### EXERCISE DESCRIPTION
Each entry that follows must be output without any deviation.

### DATA TO PROCESS
________

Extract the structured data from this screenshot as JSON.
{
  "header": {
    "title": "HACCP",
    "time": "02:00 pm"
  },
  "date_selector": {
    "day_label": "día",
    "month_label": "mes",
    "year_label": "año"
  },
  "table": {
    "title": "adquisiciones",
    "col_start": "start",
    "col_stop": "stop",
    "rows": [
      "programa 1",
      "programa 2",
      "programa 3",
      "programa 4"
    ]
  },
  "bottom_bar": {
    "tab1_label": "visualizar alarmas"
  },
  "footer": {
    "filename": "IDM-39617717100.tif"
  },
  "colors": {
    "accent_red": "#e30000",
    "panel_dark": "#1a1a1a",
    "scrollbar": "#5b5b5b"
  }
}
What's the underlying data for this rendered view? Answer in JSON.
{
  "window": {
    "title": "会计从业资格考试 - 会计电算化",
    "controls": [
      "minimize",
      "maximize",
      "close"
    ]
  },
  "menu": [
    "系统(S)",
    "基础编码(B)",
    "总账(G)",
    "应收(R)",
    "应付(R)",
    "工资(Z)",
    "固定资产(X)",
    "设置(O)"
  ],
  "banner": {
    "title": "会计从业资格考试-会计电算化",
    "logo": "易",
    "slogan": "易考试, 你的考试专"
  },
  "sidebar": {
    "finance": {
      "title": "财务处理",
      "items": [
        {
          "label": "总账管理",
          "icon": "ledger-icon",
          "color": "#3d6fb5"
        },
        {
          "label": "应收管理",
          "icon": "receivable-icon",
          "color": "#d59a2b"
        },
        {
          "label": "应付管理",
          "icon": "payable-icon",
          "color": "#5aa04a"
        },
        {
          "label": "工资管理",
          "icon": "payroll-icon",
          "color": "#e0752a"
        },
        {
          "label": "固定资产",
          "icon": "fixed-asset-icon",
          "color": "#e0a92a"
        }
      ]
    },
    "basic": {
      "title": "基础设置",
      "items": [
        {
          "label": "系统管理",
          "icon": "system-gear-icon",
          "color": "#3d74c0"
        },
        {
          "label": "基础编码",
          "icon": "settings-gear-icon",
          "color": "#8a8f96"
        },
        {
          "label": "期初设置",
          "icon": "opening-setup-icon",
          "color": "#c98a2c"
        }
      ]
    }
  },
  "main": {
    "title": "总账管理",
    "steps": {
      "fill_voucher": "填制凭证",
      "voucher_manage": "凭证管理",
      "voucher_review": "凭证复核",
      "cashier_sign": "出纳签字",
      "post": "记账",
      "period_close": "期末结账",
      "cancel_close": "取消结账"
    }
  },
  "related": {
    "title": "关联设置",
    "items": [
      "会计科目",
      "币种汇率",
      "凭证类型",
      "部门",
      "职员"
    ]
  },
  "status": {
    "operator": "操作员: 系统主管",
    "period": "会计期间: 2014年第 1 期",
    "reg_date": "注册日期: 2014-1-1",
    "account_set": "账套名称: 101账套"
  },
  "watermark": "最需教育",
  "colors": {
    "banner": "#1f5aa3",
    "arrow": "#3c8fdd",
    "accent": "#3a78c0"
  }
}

________

### COMPLETE OUTPUT
Extract the structured data from this screenshot as JSON.
{
  "header": {
    "title": "HACCP",
    "time": "02:00 pm"
  },
  "date_selector": {
    "day_label": "día",
    "month_label": "mes",
    "year_label": "año"
  },
  "table": {
    "title": "adquisiciones",
    "col_start": "start",
    "col_stop": "stop",
    "rows": [
      "programa 1",
      "programa 2",
      "programa 3",
      "programa 4"
    ]
  },
  "bottom_bar": {
    "tab1_label": "visualizar alarmas"
  },
  "footer": {
    "filename": "IDM-39617717100.tif"
  },
  "colors": {
    "accent_red": "#e30000",
    "panel_dark": "#1a1a1a",
    "scrollbar": "#5b5b5b"
  }
}
What's the underlying data for this rendered view? Answer in JSON.
{
  "window": {
    "title": "会计从业资格考试 - 会计电算化",
    "controls": [
      "minimize",
      "maximize",
      "close"
    ]
  },
  "menu": [
    "系统(S)",
    "基础编码(B)",
    "总账(G)",
    "应收(R)",
    "应付(R)",
    "工资(Z)",
    "固定资产(X)",
    "设置(O)"
  ],
  "banner": {
    "title": "会计从业资格考试-会计电算化",
    "logo": "易",
    "slogan": "易考试, 你的考试专"
  },
  "sidebar": {
    "finance": {
      "title": "财务处理",
      "items": [
        {
          "label": "总账管理",
          "icon": "ledger-icon",
          "color": "#3d6fb5"
        },
        {
          "label": "应收管理",
          "icon": "receivable-icon",
          "color": "#d59a2b"
        },
        {
          "label": "应付管理",
          "icon": "payable-icon",
          "color": "#5aa04a"
        },
        {
          "label": "工资管理",
          "icon": "payroll-icon",
          "color": "#e0752a"
        },
        {
          "label": "固定资产",
          "icon": "fixed-asset-icon",
          "color": "#e0a92a"
        }
      ]
    },
    "basic": {
      "title": "基础设置",
      "items": [
        {
          "label": "系统管理",
          "icon": "system-gear-icon",
          "color": "#3d74c0"
        },
        {
          "label": "基础编码",
          "icon": "settings-gear-icon",
          "color": "#8a8f96"
        },
        {
          "label": "期初设置",
          "icon": "opening-setup-icon",
          "color": "#c98a2c"
        }
      ]
    }
  },
  "main": {
    "title": "总账管理",
    "steps": {
      "fill_voucher": "填制凭证",
      "voucher_manage": "凭证管理",
      "voucher_review": "凭证复核",
      "cashier_sign": "出纳签字",
      "post": "记账",
      "period_close": "期末结账",
      "cancel_close": "取消结账"
    }
  },
  "related": {
    "title": "关联设置",
    "items": [
      "会计科目",
      "币种汇率",
      "凭证类型",
      "部门",
      "职员"
    ]
  },
  "status": {
    "operator": "操作员: 系统主管",
    "period": "会计期间: 2014年第 1 期",
    "reg_date": "注册日期: 2014-1-1",
    "account_set": "账套名称: 101账套"
  },
  "watermark": "最需教育",
  "colors": {
    "banner": "#1f5aa3",
    "arrow": "#3c8fdd",
    "accent": "#3a78c0"
  }
}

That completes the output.